A run of records:
◇ ◇ ◇ ◇

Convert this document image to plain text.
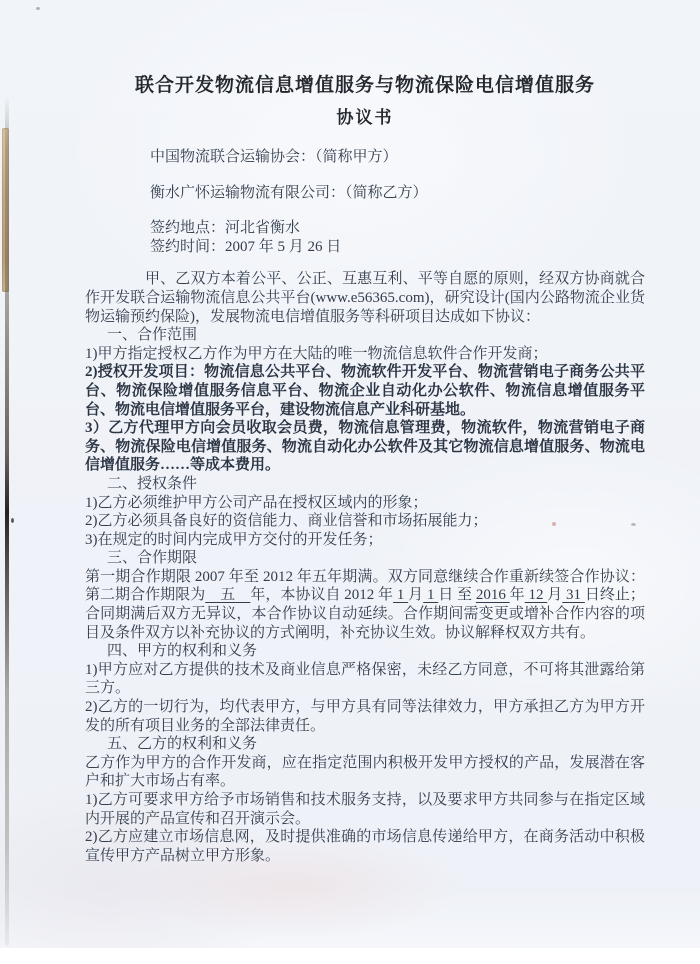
联合开发物流信息增值服务与物流保险电信增值服务
协议书
中国物流联合运输协会：（简称甲方）
衡水广怀运输物流有限公司：（简称乙方）
签约地点：河北省衡水
签约时间：2007 年 5 月 26 日
甲、乙双方本着公平、公正、互惠互利、平等自愿的原则，经双方协商就合作开发联合运输物流信息公共平台(www.e56365.com)，研究设计(国内公路物流企业货物运输预约保险)，发展物流电信增值服务等科研项目达成如下协议：
一、合作范围
1)甲方指定授权乙方作为甲方在大陆的唯一物流信息软件合作开发商；
2)授权开发项目：物流信息公共平台、物流软件开发平台、物流营销电子商务公共平台、物流保险增值服务信息平台、物流企业自动化办公软件、物流信息增值服务平台、物流电信增值服务平台，建设物流信息产业科研基地。
3）乙方代理甲方向会员收取会员费，物流信息管理费，物流软件，物流营销电子商务、物流保险电信增值服务、物流自动化办公软件及其它物流信息增值服务、物流电信增值服务……等成本费用。
二、授权条件
1)乙方必须维护甲方公司产品在授权区域内的形象；
2)乙方必须具备良好的资信能力、商业信誉和市场拓展能力；
3)在规定的时间内完成甲方交付的开发任务；
三、合作期限
第一期合作期限 2007 年至 2012 年五年期满。双方同意继续合作重新续签合作协议：第二期合作期限为　五　年，本协议自 2012 年 1 月 1 日 至 2016 年 12 月 31 日终止；合同期满后双方无异议，本合作协议自动延续。合作期间需变更或增补合作内容的项目及条件双方以补充协议的方式阐明，补充协议生效。协议解释权双方共有。
四、甲方的权利和义务
1)甲方应对乙方提供的技术及商业信息严格保密，未经乙方同意，不可将其泄露给第三方。
2)乙方的一切行为，均代表甲方，与甲方具有同等法律效力，甲方承担乙方为甲方开发的所有项目业务的全部法律责任。
五、乙方的权利和义务
乙方作为甲方的合作开发商，应在指定范围内积极开发甲方授权的产品，发展潜在客户和扩大市场占有率。
1)乙方可要求甲方给予市场销售和技术服务支持，以及要求甲方共同参与在指定区域内开展的产品宣传和召开演示会。
2)乙方应建立市场信息网，及时提供准确的市场信息传递给甲方，在商务活动中积极宣传甲方产品树立甲方形象。
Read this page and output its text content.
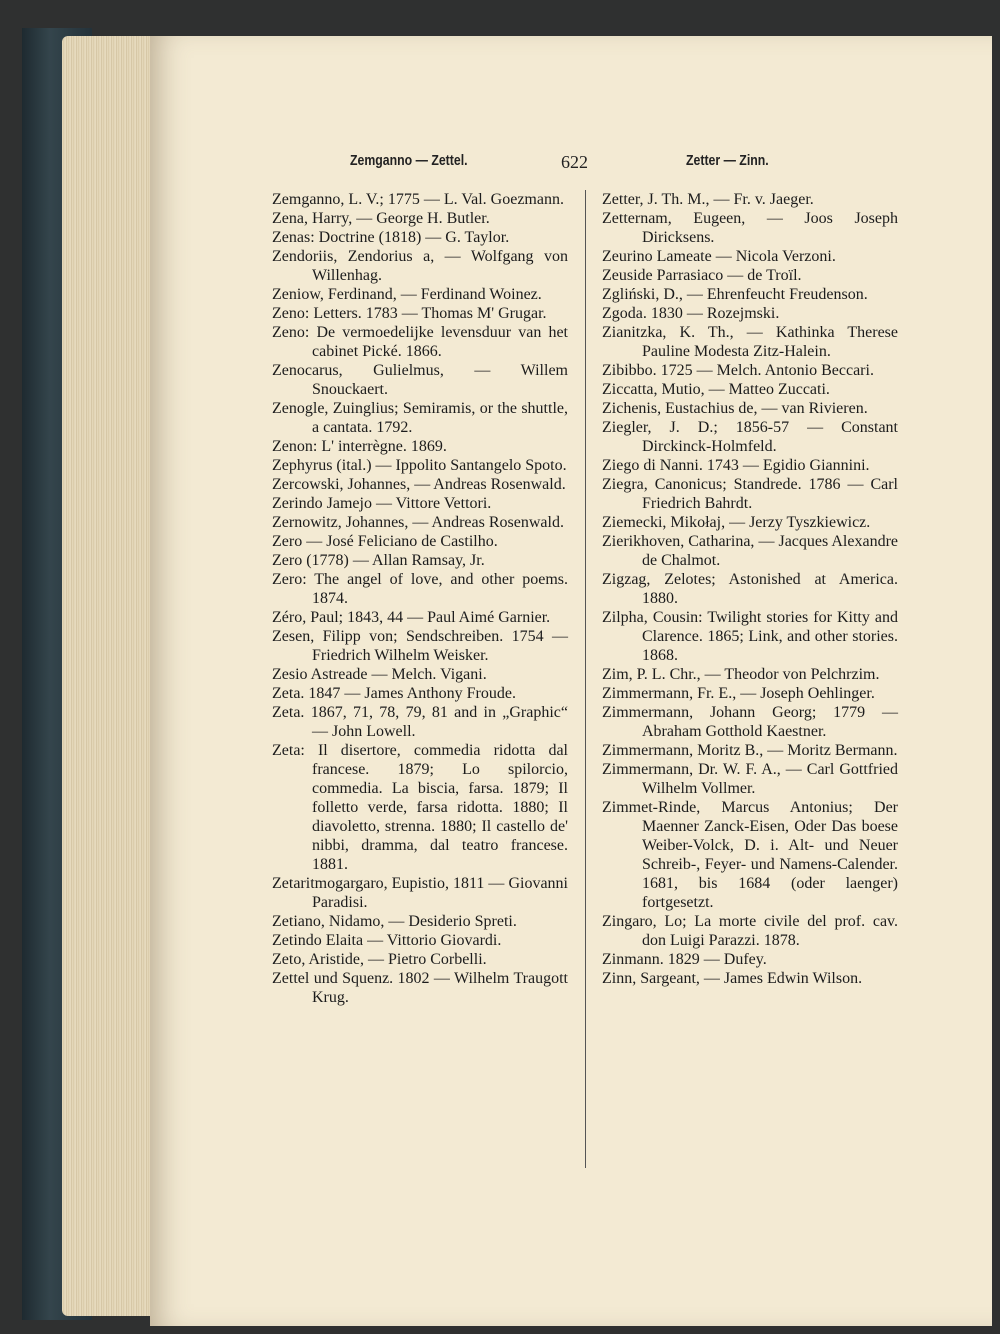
Zemganno — Zettel.	622	Zetter — Zinn.

Zemganno, L. V.; 1775 — L. Val. Goezmann.

Zena, Harry, — George H. Butler.

Zenas: Doctrine (1818) — G. Taylor.

Zendoriis, Zendorius a, — Wolfgang von Willenhag.

Zeniow, Ferdinand, — Ferdinand Woinez.

Zeno: Letters. 1783 — Thomas M' Grugar.

Zeno: De vermoedelijke levensduur van het cabinet Pické. 1866.

Zenocarus, Gulielmus, — Willem Snouckaert.

Zenogle, Zuinglius; Semiramis, or the shuttle, a cantata. 1792.

Zenon: L' interrègne. 1869.

Zephyrus (ital.) — Ippolito Santangelo Spoto.

Zercowski, Johannes, — Andreas Rosenwald.

Zerindo Jamejo — Vittore Vettori.

Zernowitz, Johannes, — Andreas Rosenwald.

Zero — José Feliciano de Castilho.

Zero (1778) — Allan Ramsay, Jr.

Zero: The angel of love, and other poems. 1874.

Zéro, Paul; 1843, 44 — Paul Aimé Garnier.

Zesen, Filipp von; Sendschreiben. 1754 — Friedrich Wilhelm Weisker.

Zesio Astreade — Melch. Vigani.

Zeta. 1847 — James Anthony Froude.

Zeta. 1867, 71, 78, 79, 81 and in „Graphic“ — John Lowell.

Zeta: Il disertore, commedia ridotta dal francese. 1879; Lo spilorcio, commedia. La biscia, farsa. 1879; Il folletto verde, farsa ridotta. 1880; Il diavoletto, strenna. 1880; Il castello de' nibbi, dramma, dal teatro francese. 1881.

Zetaritmogargaro, Eupistio, 1811 — Giovanni Paradisi.

Zetiano, Nidamo, — Desiderio Spreti.

Zetindo Elaita — Vittorio Giovardi.

Zeto, Aristide, — Pietro Corbelli.

Zettel und Squenz. 1802 — Wilhelm Traugott Krug.

Zetter, J. Th. M., — Fr. v. Jaeger.

Zetternam, Eugeen, — Joos Joseph Diricksens.

Zeurino Lameate — Nicola Verzoni.

Zeuside Parrasiaco — de Troïl.

Zgliński, D., — Ehrenfeucht Freudenson.

Zgoda. 1830 — Rozejmski.

Zianitzka, K. Th., — Kathinka Therese Pauline Modesta Zitz-Halein.

Zibibbo. 1725 — Melch. Antonio Beccari.

Ziccatta, Mutio, — Matteo Zuccati.

Zichenis, Eustachius de, — van Rivieren.

Ziegler, J. D.; 1856-57 — Constant Dirckinck-Holmfeld.

Ziego di Nanni. 1743 — Egidio Giannini.

Ziegra, Canonicus; Standrede. 1786 — Carl Friedrich Bahrdt.

Ziemecki, Mikołaj, — Jerzy Tyszkiewicz.

Zierikhoven, Catharina, — Jacques Alexandre de Chalmot.

Zigzag, Zelotes; Astonished at America. 1880.

Zilpha, Cousin: Twilight stories for Kitty and Clarence. 1865; Link, and other stories. 1868.

Zim, P. L. Chr., — Theodor von Pelchrzim.

Zimmermann, Fr. E., — Joseph Oehlinger.

Zimmermann, Johann Georg; 1779 — Abraham Gotthold Kaestner.

Zimmermann, Moritz B., — Moritz Bermann.

Zimmermann, Dr. W. F. A., — Carl Gottfried Wilhelm Vollmer.

Zimmet-Rinde, Marcus Antonius; Der Maenner Zanck-Eisen, Oder Das boese Weiber-Volck, D. i. Alt- und Neuer Schreib-, Feyer- und Namens-Calender. 1681, bis 1684 (oder laenger) fortgesetzt.

Zingaro, Lo; La morte civile del prof. cav. don Luigi Parazzi. 1878.

Zinmann. 1829 — Dufey.

Zinn, Sargeant, — James Edwin Wilson.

◇ ◇ ◇ ◇

Retype all the records shown above, character for character. Omit every picture.

Task answer:
Convert this document image to plain text.
联合开发物流信息增值服务与物流保险电信增值服务
协议书
中国物流联合运输协会：（简称甲方）
衡水广怀运输物流有限公司：（简称乙方）
签约地点：河北省衡水
签约时间：2007 年 5 月 26 日
甲、乙双方本着公平、公正、互惠互利、平等自愿的原则，经双方协商就合作开发联合运输物流信息公共平台(www.e56365.com)，研究设计(国内公路物流企业货物运输预约保险)，发展物流电信增值服务等科研项目达成如下协议：
一、合作范围
1)甲方指定授权乙方作为甲方在大陆的唯一物流信息软件合作开发商；
2)授权开发项目：物流信息公共平台、物流软件开发平台、物流营销电子商务公共平台、物流保险增值服务信息平台、物流企业自动化办公软件、物流信息增值服务平台、物流电信增值服务平台，建设物流信息产业科研基地。
3）乙方代理甲方向会员收取会员费，物流信息管理费，物流软件，物流营销电子商务、物流保险电信增值服务、物流自动化办公软件及其它物流信息增值服务、物流电信增值服务……等成本费用。
二、授权条件
1)乙方必须维护甲方公司产品在授权区域内的形象；
2)乙方必须具备良好的资信能力、商业信誉和市场拓展能力；
3)在规定的时间内完成甲方交付的开发任务；
三、合作期限
第一期合作期限 2007 年至 2012 年五年期满。双方同意继续合作重新续签合作协议：第二期合作期限为　五　年，本协议自 2012 年 1 月 1 日 至 2016 年 12 月 31 日终止；合同期满后双方无异议，本合作协议自动延续。合作期间需变更或增补合作内容的项目及条件双方以补充协议的方式阐明，补充协议生效。协议解释权双方共有。
四、甲方的权利和义务
1)甲方应对乙方提供的技术及商业信息严格保密，未经乙方同意，不可将其泄露给第三方。
2)乙方的一切行为，均代表甲方，与甲方具有同等法律效力，甲方承担乙方为甲方开发的所有项目业务的全部法律责任。
五、乙方的权利和义务
乙方作为甲方的合作开发商，应在指定范围内积极开发甲方授权的产品，发展潜在客户和扩大市场占有率。
1)乙方可要求甲方给予市场销售和技术服务支持，以及要求甲方共同参与在指定区域内开展的产品宣传和召开演示会。
2)乙方应建立市场信息网，及时提供准确的市场信息传递给甲方，在商务活动中积极宣传甲方产品树立甲方形象。
Read this page and output its text content.
Zemganno — Zettel.	622	Zetter — Zinn.

Zemganno, L. V.; 1775 — L. Val. Goezmann.

Zena, Harry, — George H. Butler.

Zenas: Doctrine (1818) — G. Taylor.

Zendoriis, Zendorius a, — Wolfgang von Willenhag.

Zeniow, Ferdinand, — Ferdinand Woinez.

Zeno: Letters. 1783 — Thomas M' Grugar.

Zeno: De vermoedelijke levensduur van het cabinet Pické. 1866.

Zenocarus, Gulielmus, — Willem Snouckaert.

Zenogle, Zuinglius; Semiramis, or the shuttle, a cantata. 1792.

Zenon: L' interrègne. 1869.

Zephyrus (ital.) — Ippolito Santangelo Spoto.

Zercowski, Johannes, — Andreas Rosenwald.

Zerindo Jamejo — Vittore Vettori.

Zernowitz, Johannes, — Andreas Rosenwald.

Zero — José Feliciano de Castilho.

Zero (1778) — Allan Ramsay, Jr.

Zero: The angel of love, and other poems. 1874.

Zéro, Paul; 1843, 44 — Paul Aimé Garnier.

Zesen, Filipp von; Sendschreiben. 1754 — Friedrich Wilhelm Weisker.

Zesio Astreade — Melch. Vigani.

Zeta. 1847 — James Anthony Froude.

Zeta. 1867, 71, 78, 79, 81 and in „Graphic“ — John Lowell.

Zeta: Il disertore, commedia ridotta dal francese. 1879; Lo spilorcio, commedia. La biscia, farsa. 1879; Il folletto verde, farsa ridotta. 1880; Il diavoletto, strenna. 1880; Il castello de' nibbi, dramma, dal teatro francese. 1881.

Zetaritmogargaro, Eupistio, 1811 — Giovanni Paradisi.

Zetiano, Nidamo, — Desiderio Spreti.

Zetindo Elaita — Vittorio Giovardi.

Zeto, Aristide, — Pietro Corbelli.

Zettel und Squenz. 1802 — Wilhelm Traugott Krug.

Zetter, J. Th. M., — Fr. v. Jaeger.

Zetternam, Eugeen, — Joos Joseph Diricksens.

Zeurino Lameate — Nicola Verzoni.

Zeuside Parrasiaco — de Troïl.

Zgliński, D., — Ehrenfeucht Freudenson.

Zgoda. 1830 — Rozejmski.

Zianitzka, K. Th., — Kathinka Therese Pauline Modesta Zitz-Halein.

Zibibbo. 1725 — Melch. Antonio Beccari.

Ziccatta, Mutio, — Matteo Zuccati.

Zichenis, Eustachius de, — van Rivieren.

Ziegler, J. D.; 1856-57 — Constant Dirckinck-Holmfeld.

Ziego di Nanni. 1743 — Egidio Giannini.

Ziegra, Canonicus; Standrede. 1786 — Carl Friedrich Bahrdt.

Ziemecki, Mikołaj, — Jerzy Tyszkiewicz.

Zierikhoven, Catharina, — Jacques Alexandre de Chalmot.

Zigzag, Zelotes; Astonished at America. 1880.

Zilpha, Cousin: Twilight stories for Kitty and Clarence. 1865; Link, and other stories. 1868.

Zim, P. L. Chr., — Theodor von Pelchrzim.

Zimmermann, Fr. E., — Joseph Oehlinger.

Zimmermann, Johann Georg; 1779 — Abraham Gotthold Kaestner.

Zimmermann, Moritz B., — Moritz Bermann.

Zimmermann, Dr. W. F. A., — Carl Gottfried Wilhelm Vollmer.

Zimmet-Rinde, Marcus Antonius; Der Maenner Zanck-Eisen, Oder Das boese Weiber-Volck, D. i. Alt- und Neuer Schreib-, Feyer- und Namens-Calender. 1681, bis 1684 (oder laenger) fortgesetzt.

Zingaro, Lo; La morte civile del prof. cav. don Luigi Parazzi. 1878.

Zinmann. 1829 — Dufey.

Zinn, Sargeant, — James Edwin Wilson.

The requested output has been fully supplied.